Figure collection entries:
......
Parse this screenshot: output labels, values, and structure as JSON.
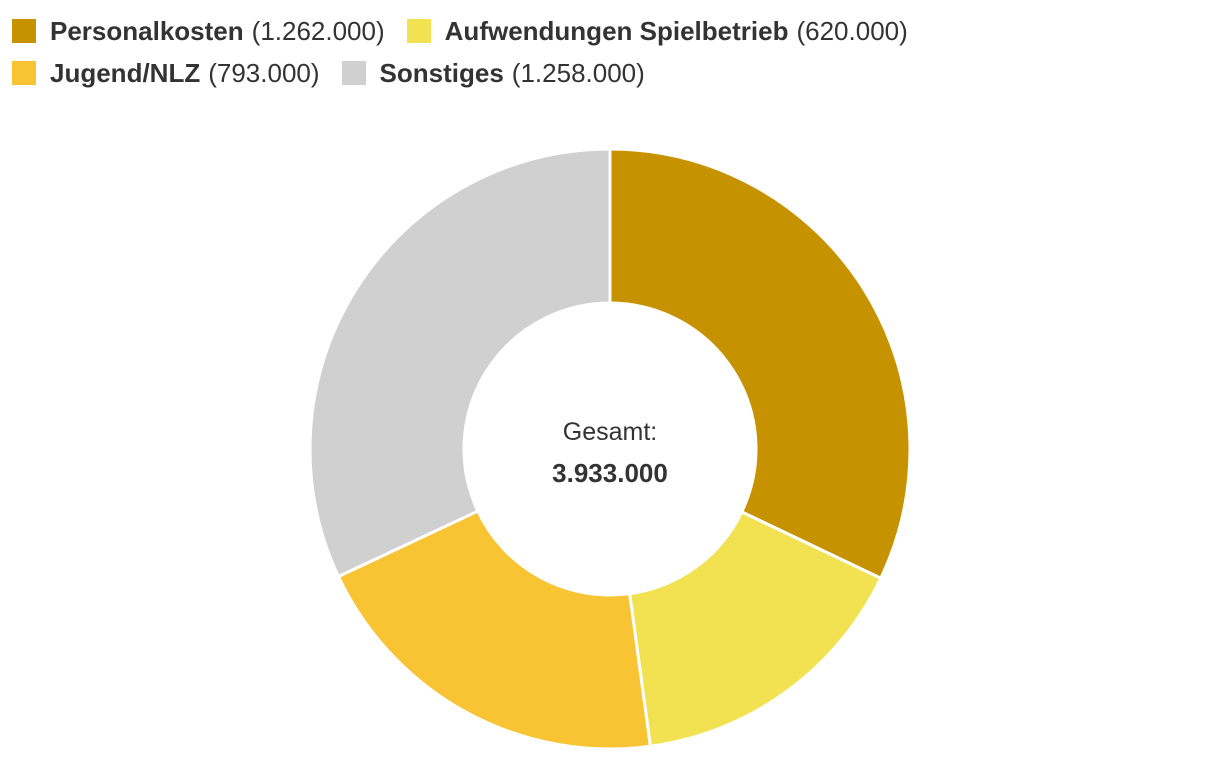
{
  "chart_data": {
    "type": "pie",
    "variant": "donut",
    "slices": [
      {
        "name": "Personalkosten",
        "value": 1262000,
        "value_label": "1.262.000",
        "color": "#C69200"
      },
      {
        "name": "Aufwendungen Spielbetrieb",
        "value": 620000,
        "value_label": "620.000",
        "color": "#F2E252"
      },
      {
        "name": "Jugend/NLZ",
        "value": 793000,
        "value_label": "793.000",
        "color": "#F9C433"
      },
      {
        "name": "Sonstiges",
        "value": 1258000,
        "value_label": "1.258.000",
        "color": "#D0D0D0"
      }
    ],
    "center_label": "Gesamt:",
    "center_value": "3.933.000",
    "legend_position": "top-left"
  }
}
......
Look over the records above and copy each line that includes the string "name".

Complete response:
        "name": "Personalkosten",
        "name": "Aufwendungen Spielbetrieb",
        "name": "Jugend/NLZ",
        "name": "Sonstiges",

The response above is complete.